Check the listing below for lines with the word "городского" and say how many there are, with nothing but the number.

>> Begin

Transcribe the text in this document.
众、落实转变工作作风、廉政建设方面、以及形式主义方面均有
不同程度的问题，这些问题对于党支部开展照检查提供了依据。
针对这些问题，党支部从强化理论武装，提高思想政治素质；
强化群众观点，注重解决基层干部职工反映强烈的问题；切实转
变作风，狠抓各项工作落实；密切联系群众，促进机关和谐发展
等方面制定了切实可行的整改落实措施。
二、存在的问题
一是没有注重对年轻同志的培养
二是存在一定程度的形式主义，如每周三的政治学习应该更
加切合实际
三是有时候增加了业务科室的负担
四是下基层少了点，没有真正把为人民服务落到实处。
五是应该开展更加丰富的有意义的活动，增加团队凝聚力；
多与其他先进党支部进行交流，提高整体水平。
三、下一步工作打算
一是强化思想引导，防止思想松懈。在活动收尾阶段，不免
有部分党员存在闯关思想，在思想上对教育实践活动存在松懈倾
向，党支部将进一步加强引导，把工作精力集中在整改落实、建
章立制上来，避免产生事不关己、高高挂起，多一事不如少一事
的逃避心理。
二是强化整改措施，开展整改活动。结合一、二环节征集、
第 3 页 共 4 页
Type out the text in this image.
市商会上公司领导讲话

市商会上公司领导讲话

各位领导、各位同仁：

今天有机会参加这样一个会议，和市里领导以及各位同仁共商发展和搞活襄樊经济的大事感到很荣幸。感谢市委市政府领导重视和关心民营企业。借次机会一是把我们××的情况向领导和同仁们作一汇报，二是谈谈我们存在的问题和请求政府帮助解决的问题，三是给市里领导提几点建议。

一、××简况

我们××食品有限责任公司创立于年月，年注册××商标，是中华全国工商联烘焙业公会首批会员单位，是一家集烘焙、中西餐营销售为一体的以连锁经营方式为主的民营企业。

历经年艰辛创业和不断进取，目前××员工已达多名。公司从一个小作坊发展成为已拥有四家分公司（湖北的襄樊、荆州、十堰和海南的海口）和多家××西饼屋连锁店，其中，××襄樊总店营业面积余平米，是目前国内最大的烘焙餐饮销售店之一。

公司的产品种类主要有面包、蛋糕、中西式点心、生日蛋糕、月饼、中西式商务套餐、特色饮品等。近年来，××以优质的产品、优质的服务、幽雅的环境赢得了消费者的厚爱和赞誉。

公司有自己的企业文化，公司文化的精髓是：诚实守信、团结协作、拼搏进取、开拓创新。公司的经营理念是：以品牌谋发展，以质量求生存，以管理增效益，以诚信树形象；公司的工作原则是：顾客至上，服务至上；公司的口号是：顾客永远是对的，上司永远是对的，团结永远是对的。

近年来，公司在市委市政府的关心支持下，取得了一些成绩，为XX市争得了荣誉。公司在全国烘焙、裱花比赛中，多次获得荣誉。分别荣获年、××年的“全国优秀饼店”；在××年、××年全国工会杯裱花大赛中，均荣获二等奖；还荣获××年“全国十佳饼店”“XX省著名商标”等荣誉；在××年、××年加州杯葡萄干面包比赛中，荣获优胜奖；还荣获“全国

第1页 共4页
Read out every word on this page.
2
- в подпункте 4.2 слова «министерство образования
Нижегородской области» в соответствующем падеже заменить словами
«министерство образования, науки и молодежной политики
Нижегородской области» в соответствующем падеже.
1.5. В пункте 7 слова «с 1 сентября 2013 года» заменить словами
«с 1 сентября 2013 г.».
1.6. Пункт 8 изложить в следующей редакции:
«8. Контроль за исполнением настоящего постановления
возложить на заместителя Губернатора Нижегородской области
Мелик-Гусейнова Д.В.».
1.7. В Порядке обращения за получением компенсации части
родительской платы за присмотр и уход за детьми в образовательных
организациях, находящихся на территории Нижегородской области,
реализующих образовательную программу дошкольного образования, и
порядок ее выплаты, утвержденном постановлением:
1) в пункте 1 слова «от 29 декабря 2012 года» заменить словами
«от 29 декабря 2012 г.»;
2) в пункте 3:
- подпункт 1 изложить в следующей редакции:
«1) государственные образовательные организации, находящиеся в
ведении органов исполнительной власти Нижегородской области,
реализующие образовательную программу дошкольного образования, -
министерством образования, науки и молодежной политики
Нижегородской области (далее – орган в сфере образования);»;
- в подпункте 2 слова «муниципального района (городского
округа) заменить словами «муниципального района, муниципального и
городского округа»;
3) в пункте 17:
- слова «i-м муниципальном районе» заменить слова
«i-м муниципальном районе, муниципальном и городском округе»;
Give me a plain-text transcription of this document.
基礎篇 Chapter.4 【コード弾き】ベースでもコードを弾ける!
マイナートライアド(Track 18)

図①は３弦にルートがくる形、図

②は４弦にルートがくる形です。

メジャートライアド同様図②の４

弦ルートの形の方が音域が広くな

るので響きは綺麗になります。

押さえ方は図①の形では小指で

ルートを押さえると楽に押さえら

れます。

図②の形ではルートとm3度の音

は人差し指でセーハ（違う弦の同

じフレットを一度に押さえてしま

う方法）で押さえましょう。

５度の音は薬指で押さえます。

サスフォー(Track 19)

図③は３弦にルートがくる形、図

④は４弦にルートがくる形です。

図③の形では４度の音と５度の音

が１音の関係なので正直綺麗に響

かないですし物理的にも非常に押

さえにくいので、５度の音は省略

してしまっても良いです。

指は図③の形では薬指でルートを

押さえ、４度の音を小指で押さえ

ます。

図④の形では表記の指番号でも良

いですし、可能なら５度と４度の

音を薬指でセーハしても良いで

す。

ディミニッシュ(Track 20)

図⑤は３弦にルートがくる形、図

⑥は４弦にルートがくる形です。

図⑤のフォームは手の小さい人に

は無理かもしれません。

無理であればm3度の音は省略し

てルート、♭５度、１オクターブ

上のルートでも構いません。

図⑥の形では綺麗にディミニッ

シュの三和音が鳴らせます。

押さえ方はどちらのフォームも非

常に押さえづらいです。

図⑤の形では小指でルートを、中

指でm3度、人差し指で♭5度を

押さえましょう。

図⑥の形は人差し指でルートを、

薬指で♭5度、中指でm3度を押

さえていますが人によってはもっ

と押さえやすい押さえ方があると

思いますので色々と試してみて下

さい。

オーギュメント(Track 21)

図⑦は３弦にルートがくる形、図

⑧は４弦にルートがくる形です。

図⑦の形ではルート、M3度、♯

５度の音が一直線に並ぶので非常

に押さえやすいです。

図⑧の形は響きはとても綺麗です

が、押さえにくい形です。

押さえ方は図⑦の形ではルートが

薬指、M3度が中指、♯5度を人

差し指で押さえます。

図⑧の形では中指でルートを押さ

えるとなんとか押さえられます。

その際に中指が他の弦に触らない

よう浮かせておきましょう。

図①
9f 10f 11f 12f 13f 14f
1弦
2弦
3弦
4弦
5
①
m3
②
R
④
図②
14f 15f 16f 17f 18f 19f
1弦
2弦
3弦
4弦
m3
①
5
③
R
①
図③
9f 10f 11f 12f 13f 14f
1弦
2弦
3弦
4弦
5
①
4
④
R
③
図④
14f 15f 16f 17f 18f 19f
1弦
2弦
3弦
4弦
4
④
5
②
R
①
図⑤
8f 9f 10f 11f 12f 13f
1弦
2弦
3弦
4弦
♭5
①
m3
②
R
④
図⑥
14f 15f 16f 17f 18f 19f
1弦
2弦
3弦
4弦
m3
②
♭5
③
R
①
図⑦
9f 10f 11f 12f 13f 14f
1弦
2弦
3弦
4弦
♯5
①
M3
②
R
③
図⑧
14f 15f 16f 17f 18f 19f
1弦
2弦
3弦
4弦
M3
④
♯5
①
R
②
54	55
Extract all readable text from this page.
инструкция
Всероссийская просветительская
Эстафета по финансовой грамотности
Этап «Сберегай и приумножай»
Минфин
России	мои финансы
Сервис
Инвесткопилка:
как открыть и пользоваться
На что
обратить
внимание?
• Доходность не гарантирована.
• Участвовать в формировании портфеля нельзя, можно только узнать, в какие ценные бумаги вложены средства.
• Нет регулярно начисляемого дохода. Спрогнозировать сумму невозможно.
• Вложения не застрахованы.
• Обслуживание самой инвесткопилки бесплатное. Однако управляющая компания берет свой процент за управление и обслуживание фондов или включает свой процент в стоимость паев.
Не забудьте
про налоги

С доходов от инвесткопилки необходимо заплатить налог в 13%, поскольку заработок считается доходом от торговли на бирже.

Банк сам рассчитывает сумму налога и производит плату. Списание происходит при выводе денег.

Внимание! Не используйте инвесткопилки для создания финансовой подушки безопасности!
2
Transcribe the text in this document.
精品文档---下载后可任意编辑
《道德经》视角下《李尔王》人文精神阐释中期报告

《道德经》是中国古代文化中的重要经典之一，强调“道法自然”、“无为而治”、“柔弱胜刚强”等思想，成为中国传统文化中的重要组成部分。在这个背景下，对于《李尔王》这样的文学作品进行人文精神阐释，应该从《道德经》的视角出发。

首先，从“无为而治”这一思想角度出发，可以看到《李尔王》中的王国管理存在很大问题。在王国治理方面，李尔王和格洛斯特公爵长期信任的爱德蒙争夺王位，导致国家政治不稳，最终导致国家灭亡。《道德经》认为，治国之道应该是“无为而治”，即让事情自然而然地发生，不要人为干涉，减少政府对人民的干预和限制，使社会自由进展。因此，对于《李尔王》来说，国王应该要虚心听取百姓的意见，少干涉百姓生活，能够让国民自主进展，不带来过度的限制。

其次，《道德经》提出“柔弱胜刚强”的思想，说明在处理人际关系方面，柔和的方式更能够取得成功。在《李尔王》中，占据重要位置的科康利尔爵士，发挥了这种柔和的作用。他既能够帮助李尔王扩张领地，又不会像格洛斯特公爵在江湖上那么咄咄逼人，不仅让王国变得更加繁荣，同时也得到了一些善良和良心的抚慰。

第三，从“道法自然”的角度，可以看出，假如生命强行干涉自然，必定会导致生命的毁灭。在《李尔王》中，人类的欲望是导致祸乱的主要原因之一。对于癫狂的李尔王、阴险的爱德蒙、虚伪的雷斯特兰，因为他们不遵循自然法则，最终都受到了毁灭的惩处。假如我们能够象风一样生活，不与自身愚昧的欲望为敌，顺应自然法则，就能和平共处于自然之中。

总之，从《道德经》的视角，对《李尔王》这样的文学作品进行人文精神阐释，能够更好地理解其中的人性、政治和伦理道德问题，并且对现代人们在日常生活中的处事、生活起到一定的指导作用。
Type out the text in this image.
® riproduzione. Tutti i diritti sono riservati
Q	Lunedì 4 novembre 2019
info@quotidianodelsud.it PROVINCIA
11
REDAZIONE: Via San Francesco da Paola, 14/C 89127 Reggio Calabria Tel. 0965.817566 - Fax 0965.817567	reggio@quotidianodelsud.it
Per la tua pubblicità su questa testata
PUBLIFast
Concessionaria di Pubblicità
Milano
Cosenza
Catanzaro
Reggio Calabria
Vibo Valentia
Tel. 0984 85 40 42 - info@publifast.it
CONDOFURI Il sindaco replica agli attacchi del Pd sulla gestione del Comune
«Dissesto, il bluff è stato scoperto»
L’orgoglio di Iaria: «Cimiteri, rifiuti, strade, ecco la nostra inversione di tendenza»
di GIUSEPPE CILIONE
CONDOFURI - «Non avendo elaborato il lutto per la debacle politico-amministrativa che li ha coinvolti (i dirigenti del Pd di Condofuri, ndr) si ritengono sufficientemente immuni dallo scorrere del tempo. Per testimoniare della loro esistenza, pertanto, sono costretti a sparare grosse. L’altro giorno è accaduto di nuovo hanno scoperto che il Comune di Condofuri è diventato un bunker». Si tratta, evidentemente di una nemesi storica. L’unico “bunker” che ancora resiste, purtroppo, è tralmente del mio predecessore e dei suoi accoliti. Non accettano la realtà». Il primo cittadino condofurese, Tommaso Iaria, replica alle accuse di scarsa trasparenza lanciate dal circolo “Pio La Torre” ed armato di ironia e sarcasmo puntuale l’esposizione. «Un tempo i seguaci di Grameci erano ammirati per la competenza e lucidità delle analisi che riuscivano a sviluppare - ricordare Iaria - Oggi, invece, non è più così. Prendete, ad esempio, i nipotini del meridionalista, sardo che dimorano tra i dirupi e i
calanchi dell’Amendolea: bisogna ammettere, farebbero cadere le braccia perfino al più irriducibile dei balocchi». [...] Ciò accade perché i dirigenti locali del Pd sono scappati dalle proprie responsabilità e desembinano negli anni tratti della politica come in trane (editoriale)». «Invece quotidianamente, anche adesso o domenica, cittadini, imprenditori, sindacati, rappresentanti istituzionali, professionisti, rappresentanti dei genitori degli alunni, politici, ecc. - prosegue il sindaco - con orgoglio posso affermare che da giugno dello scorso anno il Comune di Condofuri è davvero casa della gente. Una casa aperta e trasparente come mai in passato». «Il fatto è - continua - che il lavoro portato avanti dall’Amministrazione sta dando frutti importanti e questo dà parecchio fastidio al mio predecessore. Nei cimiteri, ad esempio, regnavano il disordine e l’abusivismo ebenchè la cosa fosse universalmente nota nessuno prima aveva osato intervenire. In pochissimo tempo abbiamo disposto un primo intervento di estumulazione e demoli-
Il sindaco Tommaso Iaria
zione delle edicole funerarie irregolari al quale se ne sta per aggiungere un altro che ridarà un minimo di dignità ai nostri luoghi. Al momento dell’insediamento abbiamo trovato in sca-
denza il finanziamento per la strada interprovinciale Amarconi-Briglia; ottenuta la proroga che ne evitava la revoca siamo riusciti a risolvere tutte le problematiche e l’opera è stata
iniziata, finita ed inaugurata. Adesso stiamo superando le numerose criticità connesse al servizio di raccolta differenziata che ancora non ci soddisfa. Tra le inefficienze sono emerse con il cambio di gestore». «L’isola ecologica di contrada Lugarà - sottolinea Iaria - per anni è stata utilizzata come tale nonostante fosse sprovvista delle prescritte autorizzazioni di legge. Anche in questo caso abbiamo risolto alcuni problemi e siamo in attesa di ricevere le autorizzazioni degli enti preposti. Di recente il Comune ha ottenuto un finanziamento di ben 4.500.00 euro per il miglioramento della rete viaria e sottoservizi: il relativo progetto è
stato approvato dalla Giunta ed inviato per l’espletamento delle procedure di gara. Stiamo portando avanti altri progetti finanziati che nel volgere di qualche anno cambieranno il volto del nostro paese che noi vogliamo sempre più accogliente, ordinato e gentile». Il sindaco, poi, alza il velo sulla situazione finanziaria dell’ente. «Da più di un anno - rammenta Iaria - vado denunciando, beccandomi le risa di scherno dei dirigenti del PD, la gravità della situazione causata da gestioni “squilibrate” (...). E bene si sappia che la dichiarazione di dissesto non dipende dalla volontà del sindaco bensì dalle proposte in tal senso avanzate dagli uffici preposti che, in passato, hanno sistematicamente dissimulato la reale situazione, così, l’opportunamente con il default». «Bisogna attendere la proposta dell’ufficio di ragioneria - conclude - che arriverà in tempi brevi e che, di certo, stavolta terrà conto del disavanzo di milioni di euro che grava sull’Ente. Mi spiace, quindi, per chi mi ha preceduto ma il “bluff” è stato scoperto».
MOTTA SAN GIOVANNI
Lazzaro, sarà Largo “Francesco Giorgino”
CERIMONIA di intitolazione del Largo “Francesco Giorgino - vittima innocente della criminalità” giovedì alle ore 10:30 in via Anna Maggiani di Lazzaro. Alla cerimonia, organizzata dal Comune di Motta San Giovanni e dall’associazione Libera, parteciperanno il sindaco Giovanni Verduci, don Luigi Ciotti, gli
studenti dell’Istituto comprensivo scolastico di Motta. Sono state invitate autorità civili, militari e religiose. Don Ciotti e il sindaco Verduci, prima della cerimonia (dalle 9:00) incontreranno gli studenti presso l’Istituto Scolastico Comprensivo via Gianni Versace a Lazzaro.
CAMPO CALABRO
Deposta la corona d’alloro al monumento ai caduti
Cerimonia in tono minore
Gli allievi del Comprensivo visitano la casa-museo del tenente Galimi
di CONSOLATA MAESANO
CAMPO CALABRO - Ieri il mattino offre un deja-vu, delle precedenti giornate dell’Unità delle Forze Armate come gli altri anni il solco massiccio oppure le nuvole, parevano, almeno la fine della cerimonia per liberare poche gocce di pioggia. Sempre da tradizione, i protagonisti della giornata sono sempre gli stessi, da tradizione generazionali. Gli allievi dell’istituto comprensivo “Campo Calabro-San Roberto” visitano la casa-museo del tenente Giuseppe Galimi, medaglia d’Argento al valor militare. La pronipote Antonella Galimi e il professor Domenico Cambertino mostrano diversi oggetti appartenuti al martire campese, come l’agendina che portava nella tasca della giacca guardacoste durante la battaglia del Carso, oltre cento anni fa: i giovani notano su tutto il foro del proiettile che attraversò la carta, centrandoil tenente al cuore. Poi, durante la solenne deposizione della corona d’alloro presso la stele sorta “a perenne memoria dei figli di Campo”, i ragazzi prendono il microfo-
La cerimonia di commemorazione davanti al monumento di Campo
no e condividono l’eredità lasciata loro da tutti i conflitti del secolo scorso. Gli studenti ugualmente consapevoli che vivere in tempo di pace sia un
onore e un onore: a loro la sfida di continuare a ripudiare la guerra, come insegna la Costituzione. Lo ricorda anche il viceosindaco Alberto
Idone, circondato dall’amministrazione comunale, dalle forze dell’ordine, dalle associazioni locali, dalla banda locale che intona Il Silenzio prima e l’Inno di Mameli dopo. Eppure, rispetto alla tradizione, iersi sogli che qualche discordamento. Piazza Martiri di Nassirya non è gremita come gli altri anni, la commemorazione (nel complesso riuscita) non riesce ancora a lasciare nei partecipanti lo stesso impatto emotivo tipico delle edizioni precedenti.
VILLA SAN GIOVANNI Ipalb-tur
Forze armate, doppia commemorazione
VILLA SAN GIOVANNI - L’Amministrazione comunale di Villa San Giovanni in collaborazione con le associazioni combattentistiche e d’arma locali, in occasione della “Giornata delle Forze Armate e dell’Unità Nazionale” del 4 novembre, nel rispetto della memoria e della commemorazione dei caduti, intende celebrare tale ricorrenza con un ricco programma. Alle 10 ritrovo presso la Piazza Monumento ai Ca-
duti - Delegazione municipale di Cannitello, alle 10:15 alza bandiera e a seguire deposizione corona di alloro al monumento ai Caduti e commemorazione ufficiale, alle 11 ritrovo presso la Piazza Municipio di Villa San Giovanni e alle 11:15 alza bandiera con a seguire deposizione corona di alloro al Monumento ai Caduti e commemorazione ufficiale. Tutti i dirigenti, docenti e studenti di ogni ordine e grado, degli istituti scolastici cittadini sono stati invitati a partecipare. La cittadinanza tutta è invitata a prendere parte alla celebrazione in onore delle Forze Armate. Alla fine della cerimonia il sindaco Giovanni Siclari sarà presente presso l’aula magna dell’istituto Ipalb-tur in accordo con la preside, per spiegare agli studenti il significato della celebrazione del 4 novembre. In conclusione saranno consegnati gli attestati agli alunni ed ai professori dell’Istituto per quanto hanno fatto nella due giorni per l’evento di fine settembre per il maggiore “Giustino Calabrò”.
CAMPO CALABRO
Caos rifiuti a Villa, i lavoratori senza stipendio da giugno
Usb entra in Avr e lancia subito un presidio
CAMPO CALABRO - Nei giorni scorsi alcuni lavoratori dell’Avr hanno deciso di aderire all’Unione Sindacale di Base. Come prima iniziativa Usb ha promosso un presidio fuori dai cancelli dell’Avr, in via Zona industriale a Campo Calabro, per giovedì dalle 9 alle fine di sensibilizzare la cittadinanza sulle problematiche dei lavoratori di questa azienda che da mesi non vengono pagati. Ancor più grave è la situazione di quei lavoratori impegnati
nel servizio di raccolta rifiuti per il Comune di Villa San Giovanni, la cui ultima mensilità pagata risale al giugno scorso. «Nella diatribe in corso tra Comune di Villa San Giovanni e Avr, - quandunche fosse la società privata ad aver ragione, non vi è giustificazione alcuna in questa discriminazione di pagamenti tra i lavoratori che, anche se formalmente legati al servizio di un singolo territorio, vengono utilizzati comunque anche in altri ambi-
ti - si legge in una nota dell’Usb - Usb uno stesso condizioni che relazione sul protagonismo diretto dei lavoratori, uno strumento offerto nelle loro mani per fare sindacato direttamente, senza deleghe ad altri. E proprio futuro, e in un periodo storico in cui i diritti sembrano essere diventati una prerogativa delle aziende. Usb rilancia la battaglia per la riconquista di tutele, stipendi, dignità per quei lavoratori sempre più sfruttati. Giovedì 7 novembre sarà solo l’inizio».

>> End

## Task solution
2